--- START OF Data shown ---

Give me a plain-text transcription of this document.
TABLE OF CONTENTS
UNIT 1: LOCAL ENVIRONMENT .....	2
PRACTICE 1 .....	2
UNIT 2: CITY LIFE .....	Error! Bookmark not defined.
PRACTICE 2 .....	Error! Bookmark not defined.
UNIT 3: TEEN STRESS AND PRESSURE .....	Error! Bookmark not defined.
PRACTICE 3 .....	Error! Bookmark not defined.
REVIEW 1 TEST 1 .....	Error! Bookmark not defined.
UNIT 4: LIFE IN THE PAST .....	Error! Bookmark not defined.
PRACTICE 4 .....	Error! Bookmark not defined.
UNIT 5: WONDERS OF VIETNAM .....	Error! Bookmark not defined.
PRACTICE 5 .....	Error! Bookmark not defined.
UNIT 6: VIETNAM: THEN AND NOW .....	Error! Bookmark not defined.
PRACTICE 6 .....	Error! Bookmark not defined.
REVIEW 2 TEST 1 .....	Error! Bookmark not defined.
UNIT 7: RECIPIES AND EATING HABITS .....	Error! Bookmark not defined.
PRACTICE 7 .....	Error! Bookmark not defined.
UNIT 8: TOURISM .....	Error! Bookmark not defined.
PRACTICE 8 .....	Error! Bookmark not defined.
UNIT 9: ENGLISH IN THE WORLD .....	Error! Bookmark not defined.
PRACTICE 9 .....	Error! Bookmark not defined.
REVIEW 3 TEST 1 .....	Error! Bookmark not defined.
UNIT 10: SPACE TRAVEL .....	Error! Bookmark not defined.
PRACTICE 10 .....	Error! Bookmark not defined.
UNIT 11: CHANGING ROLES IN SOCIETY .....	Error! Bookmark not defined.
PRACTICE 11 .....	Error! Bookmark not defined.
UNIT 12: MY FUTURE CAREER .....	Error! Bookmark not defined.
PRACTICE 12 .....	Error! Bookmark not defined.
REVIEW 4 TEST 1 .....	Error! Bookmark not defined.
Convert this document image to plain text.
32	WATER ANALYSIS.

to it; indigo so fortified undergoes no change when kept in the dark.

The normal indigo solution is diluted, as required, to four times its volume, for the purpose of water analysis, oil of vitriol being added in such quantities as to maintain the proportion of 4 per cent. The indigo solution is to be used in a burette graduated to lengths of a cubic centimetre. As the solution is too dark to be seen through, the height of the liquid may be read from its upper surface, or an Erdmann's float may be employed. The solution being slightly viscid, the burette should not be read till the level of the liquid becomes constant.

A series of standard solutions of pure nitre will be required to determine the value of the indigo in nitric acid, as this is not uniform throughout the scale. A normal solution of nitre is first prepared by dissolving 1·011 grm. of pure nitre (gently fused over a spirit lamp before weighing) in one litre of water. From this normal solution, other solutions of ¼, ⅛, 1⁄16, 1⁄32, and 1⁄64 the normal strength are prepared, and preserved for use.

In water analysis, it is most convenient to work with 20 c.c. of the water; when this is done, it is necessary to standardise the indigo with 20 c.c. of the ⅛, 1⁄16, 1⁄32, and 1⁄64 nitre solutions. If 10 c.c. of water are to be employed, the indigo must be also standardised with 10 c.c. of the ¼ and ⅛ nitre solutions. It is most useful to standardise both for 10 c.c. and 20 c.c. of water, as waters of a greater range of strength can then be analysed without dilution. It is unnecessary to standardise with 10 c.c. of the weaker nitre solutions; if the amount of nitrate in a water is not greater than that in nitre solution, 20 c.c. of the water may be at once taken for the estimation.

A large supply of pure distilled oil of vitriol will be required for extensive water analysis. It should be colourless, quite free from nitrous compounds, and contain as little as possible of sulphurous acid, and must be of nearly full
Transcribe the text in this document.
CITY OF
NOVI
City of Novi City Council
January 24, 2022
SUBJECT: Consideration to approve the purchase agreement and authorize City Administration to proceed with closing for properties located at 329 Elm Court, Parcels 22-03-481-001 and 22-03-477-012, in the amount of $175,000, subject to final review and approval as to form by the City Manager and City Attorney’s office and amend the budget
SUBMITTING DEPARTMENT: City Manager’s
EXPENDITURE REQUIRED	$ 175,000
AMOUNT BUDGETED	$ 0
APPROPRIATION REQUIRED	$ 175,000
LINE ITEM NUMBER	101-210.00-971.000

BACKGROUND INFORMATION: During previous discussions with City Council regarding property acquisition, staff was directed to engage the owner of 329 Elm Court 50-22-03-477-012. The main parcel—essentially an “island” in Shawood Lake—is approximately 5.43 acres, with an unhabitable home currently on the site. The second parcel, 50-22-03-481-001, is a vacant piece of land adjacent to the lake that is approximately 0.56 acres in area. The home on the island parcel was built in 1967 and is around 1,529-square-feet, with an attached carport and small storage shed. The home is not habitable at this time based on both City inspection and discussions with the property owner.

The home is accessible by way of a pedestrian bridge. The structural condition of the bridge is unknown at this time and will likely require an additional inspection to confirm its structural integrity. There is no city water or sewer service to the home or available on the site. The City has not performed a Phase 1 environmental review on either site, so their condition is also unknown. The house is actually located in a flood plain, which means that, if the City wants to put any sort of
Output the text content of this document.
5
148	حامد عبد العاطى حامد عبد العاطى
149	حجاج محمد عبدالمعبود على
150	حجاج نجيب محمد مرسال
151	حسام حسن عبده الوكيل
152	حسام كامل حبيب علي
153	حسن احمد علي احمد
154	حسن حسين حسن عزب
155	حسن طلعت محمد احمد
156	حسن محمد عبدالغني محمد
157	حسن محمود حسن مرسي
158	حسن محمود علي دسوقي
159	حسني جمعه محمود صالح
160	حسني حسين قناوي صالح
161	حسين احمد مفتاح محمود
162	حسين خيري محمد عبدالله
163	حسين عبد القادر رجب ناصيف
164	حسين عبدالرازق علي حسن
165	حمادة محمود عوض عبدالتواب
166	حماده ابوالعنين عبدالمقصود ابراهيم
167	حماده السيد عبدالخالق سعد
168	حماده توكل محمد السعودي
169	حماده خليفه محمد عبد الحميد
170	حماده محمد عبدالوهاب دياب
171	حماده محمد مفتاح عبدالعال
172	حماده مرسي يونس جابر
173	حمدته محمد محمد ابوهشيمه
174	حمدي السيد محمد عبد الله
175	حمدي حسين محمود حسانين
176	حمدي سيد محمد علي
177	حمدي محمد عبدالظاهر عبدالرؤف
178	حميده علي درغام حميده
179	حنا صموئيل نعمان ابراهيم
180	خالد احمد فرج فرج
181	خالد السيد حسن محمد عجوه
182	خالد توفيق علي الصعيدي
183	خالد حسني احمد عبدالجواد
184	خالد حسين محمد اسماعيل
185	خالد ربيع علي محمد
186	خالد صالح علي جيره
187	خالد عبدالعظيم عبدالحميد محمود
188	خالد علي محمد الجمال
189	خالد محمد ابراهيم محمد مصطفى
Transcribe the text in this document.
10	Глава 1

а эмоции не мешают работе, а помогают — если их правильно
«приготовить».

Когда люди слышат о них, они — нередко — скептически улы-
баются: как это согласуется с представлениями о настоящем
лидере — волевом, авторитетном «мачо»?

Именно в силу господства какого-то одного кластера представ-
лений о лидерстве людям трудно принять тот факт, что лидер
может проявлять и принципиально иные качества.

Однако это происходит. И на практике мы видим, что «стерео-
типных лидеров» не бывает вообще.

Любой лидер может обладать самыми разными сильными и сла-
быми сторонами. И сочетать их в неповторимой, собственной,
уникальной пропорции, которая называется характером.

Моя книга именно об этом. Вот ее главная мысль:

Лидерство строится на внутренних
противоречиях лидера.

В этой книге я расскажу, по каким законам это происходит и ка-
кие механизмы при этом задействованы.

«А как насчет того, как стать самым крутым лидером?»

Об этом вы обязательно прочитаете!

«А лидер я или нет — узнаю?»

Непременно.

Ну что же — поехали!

--- END OF Data shown ---

> _Problem description_
How many lines in the records hold the string "مرسي"? Reply with the number alone.

> _Final answer_
2